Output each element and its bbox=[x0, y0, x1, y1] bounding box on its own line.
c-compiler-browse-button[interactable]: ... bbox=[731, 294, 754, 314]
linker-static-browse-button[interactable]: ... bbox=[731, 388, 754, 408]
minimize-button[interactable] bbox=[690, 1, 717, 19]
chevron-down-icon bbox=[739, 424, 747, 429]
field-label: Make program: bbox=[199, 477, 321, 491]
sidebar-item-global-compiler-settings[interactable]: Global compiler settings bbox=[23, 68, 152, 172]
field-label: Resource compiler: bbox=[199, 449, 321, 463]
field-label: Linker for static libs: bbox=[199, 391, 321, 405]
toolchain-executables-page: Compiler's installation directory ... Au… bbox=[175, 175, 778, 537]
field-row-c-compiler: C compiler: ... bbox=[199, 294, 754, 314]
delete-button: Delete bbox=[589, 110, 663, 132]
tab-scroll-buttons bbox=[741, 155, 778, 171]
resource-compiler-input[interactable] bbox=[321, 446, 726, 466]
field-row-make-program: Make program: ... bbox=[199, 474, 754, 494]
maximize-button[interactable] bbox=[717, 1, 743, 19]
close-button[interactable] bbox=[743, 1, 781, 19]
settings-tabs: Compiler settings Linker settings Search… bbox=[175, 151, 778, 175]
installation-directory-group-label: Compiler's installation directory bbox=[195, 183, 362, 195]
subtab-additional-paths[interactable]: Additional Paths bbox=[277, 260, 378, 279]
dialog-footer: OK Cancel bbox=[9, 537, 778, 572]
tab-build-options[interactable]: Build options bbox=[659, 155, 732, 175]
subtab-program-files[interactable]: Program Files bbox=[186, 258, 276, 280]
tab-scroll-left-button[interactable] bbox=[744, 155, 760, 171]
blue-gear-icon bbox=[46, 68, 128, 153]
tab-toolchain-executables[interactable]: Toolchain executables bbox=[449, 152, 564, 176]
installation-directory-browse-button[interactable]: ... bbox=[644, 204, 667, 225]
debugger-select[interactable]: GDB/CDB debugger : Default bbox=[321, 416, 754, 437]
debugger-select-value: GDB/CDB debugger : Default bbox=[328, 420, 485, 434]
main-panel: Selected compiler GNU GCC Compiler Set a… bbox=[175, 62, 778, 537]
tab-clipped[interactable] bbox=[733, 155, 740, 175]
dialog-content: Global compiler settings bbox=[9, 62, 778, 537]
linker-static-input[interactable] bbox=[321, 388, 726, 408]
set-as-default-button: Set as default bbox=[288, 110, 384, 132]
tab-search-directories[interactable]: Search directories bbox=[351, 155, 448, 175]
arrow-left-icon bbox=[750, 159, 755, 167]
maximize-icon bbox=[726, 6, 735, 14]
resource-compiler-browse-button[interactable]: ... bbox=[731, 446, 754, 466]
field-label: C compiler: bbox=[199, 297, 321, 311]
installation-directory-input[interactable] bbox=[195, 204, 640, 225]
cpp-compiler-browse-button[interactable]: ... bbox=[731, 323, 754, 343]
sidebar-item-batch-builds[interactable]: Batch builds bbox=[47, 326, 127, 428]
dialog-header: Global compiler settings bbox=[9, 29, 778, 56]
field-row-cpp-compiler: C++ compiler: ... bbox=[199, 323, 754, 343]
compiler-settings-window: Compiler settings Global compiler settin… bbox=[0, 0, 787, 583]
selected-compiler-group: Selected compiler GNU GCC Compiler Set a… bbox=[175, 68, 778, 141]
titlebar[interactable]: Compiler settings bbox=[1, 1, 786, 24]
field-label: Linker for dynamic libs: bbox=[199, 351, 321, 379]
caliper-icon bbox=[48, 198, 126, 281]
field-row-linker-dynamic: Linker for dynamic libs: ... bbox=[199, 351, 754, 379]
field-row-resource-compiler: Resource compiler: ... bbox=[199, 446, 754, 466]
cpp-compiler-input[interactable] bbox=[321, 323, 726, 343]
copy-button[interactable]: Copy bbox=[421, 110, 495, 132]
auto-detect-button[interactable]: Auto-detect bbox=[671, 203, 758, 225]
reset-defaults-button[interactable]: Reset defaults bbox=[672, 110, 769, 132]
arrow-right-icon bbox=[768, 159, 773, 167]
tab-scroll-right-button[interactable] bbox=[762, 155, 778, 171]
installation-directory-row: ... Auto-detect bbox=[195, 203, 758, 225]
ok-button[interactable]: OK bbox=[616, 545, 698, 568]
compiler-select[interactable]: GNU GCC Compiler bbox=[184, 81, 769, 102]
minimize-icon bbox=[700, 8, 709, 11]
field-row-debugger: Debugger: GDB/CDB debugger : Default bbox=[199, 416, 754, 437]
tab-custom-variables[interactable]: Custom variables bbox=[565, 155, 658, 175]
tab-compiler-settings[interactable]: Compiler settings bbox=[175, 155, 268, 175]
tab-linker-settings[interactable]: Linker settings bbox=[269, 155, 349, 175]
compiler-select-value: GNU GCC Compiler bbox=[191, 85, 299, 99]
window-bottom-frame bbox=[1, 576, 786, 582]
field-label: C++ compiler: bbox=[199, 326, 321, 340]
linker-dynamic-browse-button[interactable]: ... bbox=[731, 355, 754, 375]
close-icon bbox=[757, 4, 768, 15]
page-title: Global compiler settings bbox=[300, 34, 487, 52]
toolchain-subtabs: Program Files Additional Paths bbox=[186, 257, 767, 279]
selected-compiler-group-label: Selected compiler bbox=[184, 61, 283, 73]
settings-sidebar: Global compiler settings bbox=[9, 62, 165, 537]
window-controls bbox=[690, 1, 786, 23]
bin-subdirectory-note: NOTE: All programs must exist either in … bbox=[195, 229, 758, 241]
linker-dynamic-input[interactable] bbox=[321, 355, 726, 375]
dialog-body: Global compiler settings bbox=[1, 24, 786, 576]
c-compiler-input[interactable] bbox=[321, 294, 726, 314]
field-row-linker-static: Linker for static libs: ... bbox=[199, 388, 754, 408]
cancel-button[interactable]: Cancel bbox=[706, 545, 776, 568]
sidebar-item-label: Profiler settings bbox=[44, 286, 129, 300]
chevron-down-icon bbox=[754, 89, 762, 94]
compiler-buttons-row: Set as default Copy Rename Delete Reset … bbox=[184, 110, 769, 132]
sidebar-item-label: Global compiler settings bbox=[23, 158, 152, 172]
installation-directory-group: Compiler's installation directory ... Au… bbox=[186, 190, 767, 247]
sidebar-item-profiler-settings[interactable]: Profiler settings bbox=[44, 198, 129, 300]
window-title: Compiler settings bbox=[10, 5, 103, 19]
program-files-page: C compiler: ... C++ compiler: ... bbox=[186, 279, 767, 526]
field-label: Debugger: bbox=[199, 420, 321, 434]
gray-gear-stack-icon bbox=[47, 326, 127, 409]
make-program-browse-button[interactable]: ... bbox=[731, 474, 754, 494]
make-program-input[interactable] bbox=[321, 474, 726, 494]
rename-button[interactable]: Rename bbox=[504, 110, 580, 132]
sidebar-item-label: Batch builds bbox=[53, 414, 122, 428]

= = = = = = =

* [Instruction]:
Reproduce the records above line for line, with no changes.

* [Exercise solution]:
Output each element and its bbox=[x0, y0, x1, y1] bounding box on its own line.
c-compiler-browse-button[interactable]: ... bbox=[731, 294, 754, 314]
linker-static-browse-button[interactable]: ... bbox=[731, 388, 754, 408]
minimize-button[interactable] bbox=[690, 1, 717, 19]
chevron-down-icon bbox=[739, 424, 747, 429]
field-label: Make program: bbox=[199, 477, 321, 491]
sidebar-item-global-compiler-settings[interactable]: Global compiler settings bbox=[23, 68, 152, 172]
field-label: Resource compiler: bbox=[199, 449, 321, 463]
field-label: Linker for static libs: bbox=[199, 391, 321, 405]
toolchain-executables-page: Compiler's installation directory ... Au… bbox=[175, 175, 778, 537]
field-row-c-compiler: C compiler: ... bbox=[199, 294, 754, 314]
delete-button: Delete bbox=[589, 110, 663, 132]
tab-scroll-buttons bbox=[741, 155, 778, 171]
resource-compiler-input[interactable] bbox=[321, 446, 726, 466]
field-row-make-program: Make program: ... bbox=[199, 474, 754, 494]
maximize-button[interactable] bbox=[717, 1, 743, 19]
close-button[interactable] bbox=[743, 1, 781, 19]
settings-tabs: Compiler settings Linker settings Search… bbox=[175, 151, 778, 175]
installation-directory-group-label: Compiler's installation directory bbox=[195, 183, 362, 195]
subtab-additional-paths[interactable]: Additional Paths bbox=[277, 260, 378, 279]
dialog-footer: OK Cancel bbox=[9, 537, 778, 572]
tab-build-options[interactable]: Build options bbox=[659, 155, 732, 175]
subtab-program-files[interactable]: Program Files bbox=[186, 258, 276, 280]
tab-scroll-left-button[interactable] bbox=[744, 155, 760, 171]
blue-gear-icon bbox=[46, 68, 128, 153]
tab-toolchain-executables[interactable]: Toolchain executables bbox=[449, 152, 564, 176]
installation-directory-browse-button[interactable]: ... bbox=[644, 204, 667, 225]
debugger-select[interactable]: GDB/CDB debugger : Default bbox=[321, 416, 754, 437]
debugger-select-value: GDB/CDB debugger : Default bbox=[328, 420, 485, 434]
main-panel: Selected compiler GNU GCC Compiler Set a… bbox=[175, 62, 778, 537]
tab-clipped[interactable] bbox=[733, 155, 740, 175]
dialog-content: Global compiler settings bbox=[9, 62, 778, 537]
linker-static-input[interactable] bbox=[321, 388, 726, 408]
set-as-default-button: Set as default bbox=[288, 110, 384, 132]
tab-search-directories[interactable]: Search directories bbox=[351, 155, 448, 175]
arrow-left-icon bbox=[750, 159, 755, 167]
maximize-icon bbox=[726, 6, 735, 14]
resource-compiler-browse-button[interactable]: ... bbox=[731, 446, 754, 466]
field-label: C compiler: bbox=[199, 297, 321, 311]
installation-directory-input[interactable] bbox=[195, 204, 640, 225]
cpp-compiler-browse-button[interactable]: ... bbox=[731, 323, 754, 343]
sidebar-item-batch-builds[interactable]: Batch builds bbox=[47, 326, 127, 428]
dialog-header: Global compiler settings bbox=[9, 29, 778, 56]
field-row-cpp-compiler: C++ compiler: ... bbox=[199, 323, 754, 343]
compiler-settings-window: Compiler settings Global compiler settin… bbox=[0, 0, 787, 583]
selected-compiler-group: Selected compiler GNU GCC Compiler Set a… bbox=[175, 68, 778, 141]
titlebar[interactable]: Compiler settings bbox=[1, 1, 786, 24]
field-label: Linker for dynamic libs: bbox=[199, 351, 321, 379]
caliper-icon bbox=[48, 198, 126, 281]
field-row-linker-dynamic: Linker for dynamic libs: ... bbox=[199, 351, 754, 379]
field-row-resource-compiler: Resource compiler: ... bbox=[199, 446, 754, 466]
cpp-compiler-input[interactable] bbox=[321, 323, 726, 343]
copy-button[interactable]: Copy bbox=[421, 110, 495, 132]
auto-detect-button[interactable]: Auto-detect bbox=[671, 203, 758, 225]
reset-defaults-button[interactable]: Reset defaults bbox=[672, 110, 769, 132]
arrow-right-icon bbox=[768, 159, 773, 167]
tab-scroll-right-button[interactable] bbox=[762, 155, 778, 171]
installation-directory-row: ... Auto-detect bbox=[195, 203, 758, 225]
ok-button[interactable]: OK bbox=[616, 545, 698, 568]
compiler-select[interactable]: GNU GCC Compiler bbox=[184, 81, 769, 102]
minimize-icon bbox=[700, 8, 709, 11]
field-row-debugger: Debugger: GDB/CDB debugger : Default bbox=[199, 416, 754, 437]
tab-custom-variables[interactable]: Custom variables bbox=[565, 155, 658, 175]
tab-compiler-settings[interactable]: Compiler settings bbox=[175, 155, 268, 175]
tab-linker-settings[interactable]: Linker settings bbox=[269, 155, 349, 175]
compiler-select-value: GNU GCC Compiler bbox=[191, 85, 299, 99]
window-bottom-frame bbox=[1, 576, 786, 582]
field-label: C++ compiler: bbox=[199, 326, 321, 340]
linker-dynamic-browse-button[interactable]: ... bbox=[731, 355, 754, 375]
close-icon bbox=[757, 4, 768, 15]
page-title: Global compiler settings bbox=[300, 34, 487, 52]
toolchain-subtabs: Program Files Additional Paths bbox=[186, 257, 767, 279]
selected-compiler-group-label: Selected compiler bbox=[184, 61, 283, 73]
settings-sidebar: Global compiler settings bbox=[9, 62, 165, 537]
window-controls bbox=[690, 1, 786, 23]
bin-subdirectory-note: NOTE: All programs must exist either in … bbox=[195, 229, 758, 241]
linker-dynamic-input[interactable] bbox=[321, 355, 726, 375]
dialog-body: Global compiler settings bbox=[1, 24, 786, 576]
c-compiler-input[interactable] bbox=[321, 294, 726, 314]
field-row-linker-static: Linker for static libs: ... bbox=[199, 388, 754, 408]
cancel-button[interactable]: Cancel bbox=[706, 545, 776, 568]
sidebar-item-label: Profiler settings bbox=[44, 286, 129, 300]
chevron-down-icon bbox=[754, 89, 762, 94]
compiler-buttons-row: Set as default Copy Rename Delete Reset … bbox=[184, 110, 769, 132]
sidebar-item-label: Global compiler settings bbox=[23, 158, 152, 172]
installation-directory-group: Compiler's installation directory ... Au… bbox=[186, 190, 767, 247]
sidebar-item-profiler-settings[interactable]: Profiler settings bbox=[44, 198, 129, 300]
window-title: Compiler settings bbox=[10, 5, 103, 19]
program-files-page: C compiler: ... C++ compiler: ... bbox=[186, 279, 767, 526]
field-label: Debugger: bbox=[199, 420, 321, 434]
gray-gear-stack-icon bbox=[47, 326, 127, 409]
make-program-browse-button[interactable]: ... bbox=[731, 474, 754, 494]
make-program-input[interactable] bbox=[321, 474, 726, 494]
rename-button[interactable]: Rename bbox=[504, 110, 580, 132]
sidebar-item-label: Batch builds bbox=[53, 414, 122, 428]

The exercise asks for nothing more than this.